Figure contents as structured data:
┏━━
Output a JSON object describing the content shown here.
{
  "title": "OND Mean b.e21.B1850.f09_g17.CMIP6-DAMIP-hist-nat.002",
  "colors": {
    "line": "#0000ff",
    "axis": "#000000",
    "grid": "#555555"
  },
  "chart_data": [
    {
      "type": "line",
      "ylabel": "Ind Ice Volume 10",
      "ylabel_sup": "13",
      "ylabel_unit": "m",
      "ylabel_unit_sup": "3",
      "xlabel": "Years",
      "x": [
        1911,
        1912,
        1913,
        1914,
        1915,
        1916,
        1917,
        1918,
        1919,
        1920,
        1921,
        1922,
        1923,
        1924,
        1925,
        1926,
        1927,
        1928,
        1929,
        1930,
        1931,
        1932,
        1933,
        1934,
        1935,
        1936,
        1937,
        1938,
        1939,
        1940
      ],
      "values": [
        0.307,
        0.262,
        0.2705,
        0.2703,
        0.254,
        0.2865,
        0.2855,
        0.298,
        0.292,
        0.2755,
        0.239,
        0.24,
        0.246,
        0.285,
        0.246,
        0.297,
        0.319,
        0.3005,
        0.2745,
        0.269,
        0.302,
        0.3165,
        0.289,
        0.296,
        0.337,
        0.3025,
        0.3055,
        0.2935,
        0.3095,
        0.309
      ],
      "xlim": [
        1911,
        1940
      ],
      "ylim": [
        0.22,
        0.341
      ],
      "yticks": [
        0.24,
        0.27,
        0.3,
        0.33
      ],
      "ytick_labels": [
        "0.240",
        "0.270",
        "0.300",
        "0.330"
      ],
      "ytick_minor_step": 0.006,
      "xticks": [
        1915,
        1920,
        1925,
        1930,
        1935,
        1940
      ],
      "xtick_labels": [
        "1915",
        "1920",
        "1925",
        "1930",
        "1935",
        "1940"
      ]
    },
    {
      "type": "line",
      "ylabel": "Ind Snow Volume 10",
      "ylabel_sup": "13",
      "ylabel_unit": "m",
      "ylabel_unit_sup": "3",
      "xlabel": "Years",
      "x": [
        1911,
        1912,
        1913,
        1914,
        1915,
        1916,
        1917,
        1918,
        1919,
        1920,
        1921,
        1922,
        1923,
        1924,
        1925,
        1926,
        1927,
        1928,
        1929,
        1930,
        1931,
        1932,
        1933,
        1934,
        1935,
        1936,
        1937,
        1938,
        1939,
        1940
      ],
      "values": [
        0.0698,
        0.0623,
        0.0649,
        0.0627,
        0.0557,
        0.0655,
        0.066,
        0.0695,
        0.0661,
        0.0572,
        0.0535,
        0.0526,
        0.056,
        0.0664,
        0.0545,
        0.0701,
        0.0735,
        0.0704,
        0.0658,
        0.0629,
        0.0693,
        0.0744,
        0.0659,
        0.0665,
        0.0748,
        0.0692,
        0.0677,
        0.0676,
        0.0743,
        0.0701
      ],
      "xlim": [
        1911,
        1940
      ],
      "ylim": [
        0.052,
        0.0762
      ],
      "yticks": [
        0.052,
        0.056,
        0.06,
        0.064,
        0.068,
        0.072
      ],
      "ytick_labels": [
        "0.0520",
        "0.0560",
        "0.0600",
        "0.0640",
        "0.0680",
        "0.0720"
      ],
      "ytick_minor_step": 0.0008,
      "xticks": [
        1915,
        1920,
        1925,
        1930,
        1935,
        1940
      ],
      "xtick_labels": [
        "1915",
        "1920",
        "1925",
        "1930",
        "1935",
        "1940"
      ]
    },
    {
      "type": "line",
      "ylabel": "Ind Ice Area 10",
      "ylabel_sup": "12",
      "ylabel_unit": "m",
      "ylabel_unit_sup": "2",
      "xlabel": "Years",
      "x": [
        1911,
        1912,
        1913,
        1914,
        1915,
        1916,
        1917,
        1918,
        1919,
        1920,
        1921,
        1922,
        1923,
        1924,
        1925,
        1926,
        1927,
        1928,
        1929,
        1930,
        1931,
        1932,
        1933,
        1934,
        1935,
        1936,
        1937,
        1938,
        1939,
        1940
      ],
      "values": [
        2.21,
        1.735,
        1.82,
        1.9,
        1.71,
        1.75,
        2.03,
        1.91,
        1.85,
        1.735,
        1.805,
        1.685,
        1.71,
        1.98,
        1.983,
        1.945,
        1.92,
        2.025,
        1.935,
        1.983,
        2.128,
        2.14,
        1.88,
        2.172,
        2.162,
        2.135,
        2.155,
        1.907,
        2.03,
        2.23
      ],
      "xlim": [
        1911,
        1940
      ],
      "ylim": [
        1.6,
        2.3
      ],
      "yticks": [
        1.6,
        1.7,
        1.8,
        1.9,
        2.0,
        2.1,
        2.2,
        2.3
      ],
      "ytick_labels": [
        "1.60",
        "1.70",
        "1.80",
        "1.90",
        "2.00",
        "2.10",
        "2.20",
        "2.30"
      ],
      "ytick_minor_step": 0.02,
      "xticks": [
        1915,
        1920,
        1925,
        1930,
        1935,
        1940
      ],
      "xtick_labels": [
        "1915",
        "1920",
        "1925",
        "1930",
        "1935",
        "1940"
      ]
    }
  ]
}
┗━━
OBJECTIVE
Pull out all lines in the data above that include "Volume".

CORRECT RESPONSE
      "ylabel": "Ind Ice Volume 10",
      "ylabel": "Ind Snow Volume 10",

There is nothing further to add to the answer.